-- begin --
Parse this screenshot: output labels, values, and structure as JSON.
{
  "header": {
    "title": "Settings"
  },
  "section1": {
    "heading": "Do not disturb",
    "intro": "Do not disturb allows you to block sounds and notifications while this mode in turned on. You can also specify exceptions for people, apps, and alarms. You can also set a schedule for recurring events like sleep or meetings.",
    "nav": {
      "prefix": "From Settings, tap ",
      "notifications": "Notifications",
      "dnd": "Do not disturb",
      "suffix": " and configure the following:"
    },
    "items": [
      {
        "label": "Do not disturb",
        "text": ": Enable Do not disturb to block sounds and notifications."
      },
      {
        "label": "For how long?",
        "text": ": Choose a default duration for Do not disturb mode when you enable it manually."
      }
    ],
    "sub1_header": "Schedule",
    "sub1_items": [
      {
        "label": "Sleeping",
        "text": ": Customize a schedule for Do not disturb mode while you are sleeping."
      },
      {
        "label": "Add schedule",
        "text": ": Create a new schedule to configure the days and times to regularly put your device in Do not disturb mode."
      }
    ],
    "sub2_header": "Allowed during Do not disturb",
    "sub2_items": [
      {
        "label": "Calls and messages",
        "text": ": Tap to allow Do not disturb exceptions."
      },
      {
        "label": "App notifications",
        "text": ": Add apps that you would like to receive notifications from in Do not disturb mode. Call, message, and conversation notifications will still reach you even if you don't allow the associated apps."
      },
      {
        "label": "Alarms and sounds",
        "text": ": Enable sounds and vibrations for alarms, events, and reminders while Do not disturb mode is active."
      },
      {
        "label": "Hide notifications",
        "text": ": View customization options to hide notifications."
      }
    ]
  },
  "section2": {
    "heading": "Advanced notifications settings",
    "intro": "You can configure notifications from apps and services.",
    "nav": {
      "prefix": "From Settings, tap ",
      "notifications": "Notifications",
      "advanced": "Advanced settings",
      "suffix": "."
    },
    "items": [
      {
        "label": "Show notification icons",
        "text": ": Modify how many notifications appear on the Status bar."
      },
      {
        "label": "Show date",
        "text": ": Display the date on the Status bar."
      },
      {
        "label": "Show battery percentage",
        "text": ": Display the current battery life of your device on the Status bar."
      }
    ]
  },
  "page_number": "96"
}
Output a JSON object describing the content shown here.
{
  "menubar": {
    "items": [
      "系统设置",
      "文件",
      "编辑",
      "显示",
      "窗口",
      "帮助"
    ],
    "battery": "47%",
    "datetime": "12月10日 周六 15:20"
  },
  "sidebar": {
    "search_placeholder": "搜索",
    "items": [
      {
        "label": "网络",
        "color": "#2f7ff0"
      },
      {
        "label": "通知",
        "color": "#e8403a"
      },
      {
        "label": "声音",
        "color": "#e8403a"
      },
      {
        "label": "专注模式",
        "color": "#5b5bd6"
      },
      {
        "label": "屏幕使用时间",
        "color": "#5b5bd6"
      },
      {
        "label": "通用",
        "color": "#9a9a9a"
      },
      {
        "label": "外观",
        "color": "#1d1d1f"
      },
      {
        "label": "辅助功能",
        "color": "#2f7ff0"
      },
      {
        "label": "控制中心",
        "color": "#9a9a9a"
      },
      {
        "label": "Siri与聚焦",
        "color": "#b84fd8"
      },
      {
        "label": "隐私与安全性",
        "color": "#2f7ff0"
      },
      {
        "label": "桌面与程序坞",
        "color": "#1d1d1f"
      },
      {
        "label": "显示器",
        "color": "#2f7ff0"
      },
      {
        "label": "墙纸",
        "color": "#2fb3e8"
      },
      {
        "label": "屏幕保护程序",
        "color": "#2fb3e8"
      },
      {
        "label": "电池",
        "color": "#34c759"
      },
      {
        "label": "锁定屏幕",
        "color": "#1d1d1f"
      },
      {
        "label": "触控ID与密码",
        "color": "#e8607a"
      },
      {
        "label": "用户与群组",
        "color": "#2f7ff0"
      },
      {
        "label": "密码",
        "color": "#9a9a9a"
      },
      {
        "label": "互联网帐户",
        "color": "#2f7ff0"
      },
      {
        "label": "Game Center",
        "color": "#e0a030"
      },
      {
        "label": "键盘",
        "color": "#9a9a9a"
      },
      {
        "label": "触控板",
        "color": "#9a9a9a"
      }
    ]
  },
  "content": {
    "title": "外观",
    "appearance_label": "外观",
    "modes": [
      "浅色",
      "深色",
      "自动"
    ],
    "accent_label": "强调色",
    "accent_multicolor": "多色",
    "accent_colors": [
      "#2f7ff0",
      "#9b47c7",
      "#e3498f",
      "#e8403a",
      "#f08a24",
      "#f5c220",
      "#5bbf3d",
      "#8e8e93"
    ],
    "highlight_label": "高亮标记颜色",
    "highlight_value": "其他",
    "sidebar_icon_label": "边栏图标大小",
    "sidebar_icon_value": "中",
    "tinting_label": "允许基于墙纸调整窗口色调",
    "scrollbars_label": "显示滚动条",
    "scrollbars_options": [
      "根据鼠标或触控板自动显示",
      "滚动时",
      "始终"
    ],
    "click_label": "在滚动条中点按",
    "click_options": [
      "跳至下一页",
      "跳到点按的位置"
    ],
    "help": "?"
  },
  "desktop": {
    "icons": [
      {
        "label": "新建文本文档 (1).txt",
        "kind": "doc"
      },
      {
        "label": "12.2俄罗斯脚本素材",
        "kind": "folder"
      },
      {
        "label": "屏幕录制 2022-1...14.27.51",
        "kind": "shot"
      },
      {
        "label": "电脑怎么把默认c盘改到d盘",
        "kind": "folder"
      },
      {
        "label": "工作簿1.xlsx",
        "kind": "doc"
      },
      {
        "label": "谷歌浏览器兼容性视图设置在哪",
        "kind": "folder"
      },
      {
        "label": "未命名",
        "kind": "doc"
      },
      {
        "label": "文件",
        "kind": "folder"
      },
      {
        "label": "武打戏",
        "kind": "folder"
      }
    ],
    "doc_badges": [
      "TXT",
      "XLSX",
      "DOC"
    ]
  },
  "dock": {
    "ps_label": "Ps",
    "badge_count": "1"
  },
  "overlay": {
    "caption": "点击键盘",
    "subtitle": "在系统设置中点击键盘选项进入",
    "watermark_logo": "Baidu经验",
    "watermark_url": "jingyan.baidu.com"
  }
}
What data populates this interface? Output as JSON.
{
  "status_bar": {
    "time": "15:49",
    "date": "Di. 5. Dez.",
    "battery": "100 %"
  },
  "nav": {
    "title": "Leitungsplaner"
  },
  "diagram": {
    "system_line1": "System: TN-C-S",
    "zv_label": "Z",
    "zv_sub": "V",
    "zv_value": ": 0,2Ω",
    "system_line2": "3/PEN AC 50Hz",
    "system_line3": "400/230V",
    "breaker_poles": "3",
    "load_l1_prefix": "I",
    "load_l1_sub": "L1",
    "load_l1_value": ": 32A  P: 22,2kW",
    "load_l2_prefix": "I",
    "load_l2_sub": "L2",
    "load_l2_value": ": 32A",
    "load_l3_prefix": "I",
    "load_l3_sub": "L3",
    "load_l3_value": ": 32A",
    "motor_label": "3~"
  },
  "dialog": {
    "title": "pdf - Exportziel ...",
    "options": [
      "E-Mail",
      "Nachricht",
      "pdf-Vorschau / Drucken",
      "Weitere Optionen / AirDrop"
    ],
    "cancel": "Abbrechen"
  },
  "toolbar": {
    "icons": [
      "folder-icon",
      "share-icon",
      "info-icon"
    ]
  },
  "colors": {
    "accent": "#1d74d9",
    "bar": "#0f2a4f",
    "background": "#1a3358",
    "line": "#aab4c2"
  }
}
-- end --
### DIRECTION
Your task is to reproduce all of the records exactly.

### PROBLEM SOLUTION
Parse this screenshot: output labels, values, and structure as JSON.
{
  "header": {
    "title": "Settings"
  },
  "section1": {
    "heading": "Do not disturb",
    "intro": "Do not disturb allows you to block sounds and notifications while this mode in turned on. You can also specify exceptions for people, apps, and alarms. You can also set a schedule for recurring events like sleep or meetings.",
    "nav": {
      "prefix": "From Settings, tap ",
      "notifications": "Notifications",
      "dnd": "Do not disturb",
      "suffix": " and configure the following:"
    },
    "items": [
      {
        "label": "Do not disturb",
        "text": ": Enable Do not disturb to block sounds and notifications."
      },
      {
        "label": "For how long?",
        "text": ": Choose a default duration for Do not disturb mode when you enable it manually."
      }
    ],
    "sub1_header": "Schedule",
    "sub1_items": [
      {
        "label": "Sleeping",
        "text": ": Customize a schedule for Do not disturb mode while you are sleeping."
      },
      {
        "label": "Add schedule",
        "text": ": Create a new schedule to configure the days and times to regularly put your device in Do not disturb mode."
      }
    ],
    "sub2_header": "Allowed during Do not disturb",
    "sub2_items": [
      {
        "label": "Calls and messages",
        "text": ": Tap to allow Do not disturb exceptions."
      },
      {
        "label": "App notifications",
        "text": ": Add apps that you would like to receive notifications from in Do not disturb mode. Call, message, and conversation notifications will still reach you even if you don't allow the associated apps."
      },
      {
        "label": "Alarms and sounds",
        "text": ": Enable sounds and vibrations for alarms, events, and reminders while Do not disturb mode is active."
      },
      {
        "label": "Hide notifications",
        "text": ": View customization options to hide notifications."
      }
    ]
  },
  "section2": {
    "heading": "Advanced notifications settings",
    "intro": "You can configure notifications from apps and services.",
    "nav": {
      "prefix": "From Settings, tap ",
      "notifications": "Notifications",
      "advanced": "Advanced settings",
      "suffix": "."
    },
    "items": [
      {
        "label": "Show notification icons",
        "text": ": Modify how many notifications appear on the Status bar."
      },
      {
        "label": "Show date",
        "text": ": Display the date on the Status bar."
      },
      {
        "label": "Show battery percentage",
        "text": ": Display the current battery life of your device on the Status bar."
      }
    ]
  },
  "page_number": "96"
}
Output a JSON object describing the content shown here.
{
  "menubar": {
    "items": [
      "系统设置",
      "文件",
      "编辑",
      "显示",
      "窗口",
      "帮助"
    ],
    "battery": "47%",
    "datetime": "12月10日 周六 15:20"
  },
  "sidebar": {
    "search_placeholder": "搜索",
    "items": [
      {
        "label": "网络",
        "color": "#2f7ff0"
      },
      {
        "label": "通知",
        "color": "#e8403a"
      },
      {
        "label": "声音",
        "color": "#e8403a"
      },
      {
        "label": "专注模式",
        "color": "#5b5bd6"
      },
      {
        "label": "屏幕使用时间",
        "color": "#5b5bd6"
      },
      {
        "label": "通用",
        "color": "#9a9a9a"
      },
      {
        "label": "外观",
        "color": "#1d1d1f"
      },
      {
        "label": "辅助功能",
        "color": "#2f7ff0"
      },
      {
        "label": "控制中心",
        "color": "#9a9a9a"
      },
      {
        "label": "Siri与聚焦",
        "color": "#b84fd8"
      },
      {
        "label": "隐私与安全性",
        "color": "#2f7ff0"
      },
      {
        "label": "桌面与程序坞",
        "color": "#1d1d1f"
      },
      {
        "label": "显示器",
        "color": "#2f7ff0"
      },
      {
        "label": "墙纸",
        "color": "#2fb3e8"
      },
      {
        "label": "屏幕保护程序",
        "color": "#2fb3e8"
      },
      {
        "label": "电池",
        "color": "#34c759"
      },
      {
        "label": "锁定屏幕",
        "color": "#1d1d1f"
      },
      {
        "label": "触控ID与密码",
        "color": "#e8607a"
      },
      {
        "label": "用户与群组",
        "color": "#2f7ff0"
      },
      {
        "label": "密码",
        "color": "#9a9a9a"
      },
      {
        "label": "互联网帐户",
        "color": "#2f7ff0"
      },
      {
        "label": "Game Center",
        "color": "#e0a030"
      },
      {
        "label": "键盘",
        "color": "#9a9a9a"
      },
      {
        "label": "触控板",
        "color": "#9a9a9a"
      }
    ]
  },
  "content": {
    "title": "外观",
    "appearance_label": "外观",
    "modes": [
      "浅色",
      "深色",
      "自动"
    ],
    "accent_label": "强调色",
    "accent_multicolor": "多色",
    "accent_colors": [
      "#2f7ff0",
      "#9b47c7",
      "#e3498f",
      "#e8403a",
      "#f08a24",
      "#f5c220",
      "#5bbf3d",
      "#8e8e93"
    ],
    "highlight_label": "高亮标记颜色",
    "highlight_value": "其他",
    "sidebar_icon_label": "边栏图标大小",
    "sidebar_icon_value": "中",
    "tinting_label": "允许基于墙纸调整窗口色调",
    "scrollbars_label": "显示滚动条",
    "scrollbars_options": [
      "根据鼠标或触控板自动显示",
      "滚动时",
      "始终"
    ],
    "click_label": "在滚动条中点按",
    "click_options": [
      "跳至下一页",
      "跳到点按的位置"
    ],
    "help": "?"
  },
  "desktop": {
    "icons": [
      {
        "label": "新建文本文档 (1).txt",
        "kind": "doc"
      },
      {
        "label": "12.2俄罗斯脚本素材",
        "kind": "folder"
      },
      {
        "label": "屏幕录制 2022-1...14.27.51",
        "kind": "shot"
      },
      {
        "label": "电脑怎么把默认c盘改到d盘",
        "kind": "folder"
      },
      {
        "label": "工作簿1.xlsx",
        "kind": "doc"
      },
      {
        "label": "谷歌浏览器兼容性视图设置在哪",
        "kind": "folder"
      },
      {
        "label": "未命名",
        "kind": "doc"
      },
      {
        "label": "文件",
        "kind": "folder"
      },
      {
        "label": "武打戏",
        "kind": "folder"
      }
    ],
    "doc_badges": [
      "TXT",
      "XLSX",
      "DOC"
    ]
  },
  "dock": {
    "ps_label": "Ps",
    "badge_count": "1"
  },
  "overlay": {
    "caption": "点击键盘",
    "subtitle": "在系统设置中点击键盘选项进入",
    "watermark_logo": "Baidu经验",
    "watermark_url": "jingyan.baidu.com"
  }
}
What data populates this interface? Output as JSON.
{
  "status_bar": {
    "time": "15:49",
    "date": "Di. 5. Dez.",
    "battery": "100 %"
  },
  "nav": {
    "title": "Leitungsplaner"
  },
  "diagram": {
    "system_line1": "System: TN-C-S",
    "zv_label": "Z",
    "zv_sub": "V",
    "zv_value": ": 0,2Ω",
    "system_line2": "3/PEN AC 50Hz",
    "system_line3": "400/230V",
    "breaker_poles": "3",
    "load_l1_prefix": "I",
    "load_l1_sub": "L1",
    "load_l1_value": ": 32A  P: 22,2kW",
    "load_l2_prefix": "I",
    "load_l2_sub": "L2",
    "load_l2_value": ": 32A",
    "load_l3_prefix": "I",
    "load_l3_sub": "L3",
    "load_l3_value": ": 32A",
    "motor_label": "3~"
  },
  "dialog": {
    "title": "pdf - Exportziel ...",
    "options": [
      "E-Mail",
      "Nachricht",
      "pdf-Vorschau / Drucken",
      "Weitere Optionen / AirDrop"
    ],
    "cancel": "Abbrechen"
  },
  "toolbar": {
    "icons": [
      "folder-icon",
      "share-icon",
      "info-icon"
    ]
  },
  "colors": {
    "accent": "#1d74d9",
    "bar": "#0f2a4f",
    "background": "#1a3358",
    "line": "#aab4c2"
  }
}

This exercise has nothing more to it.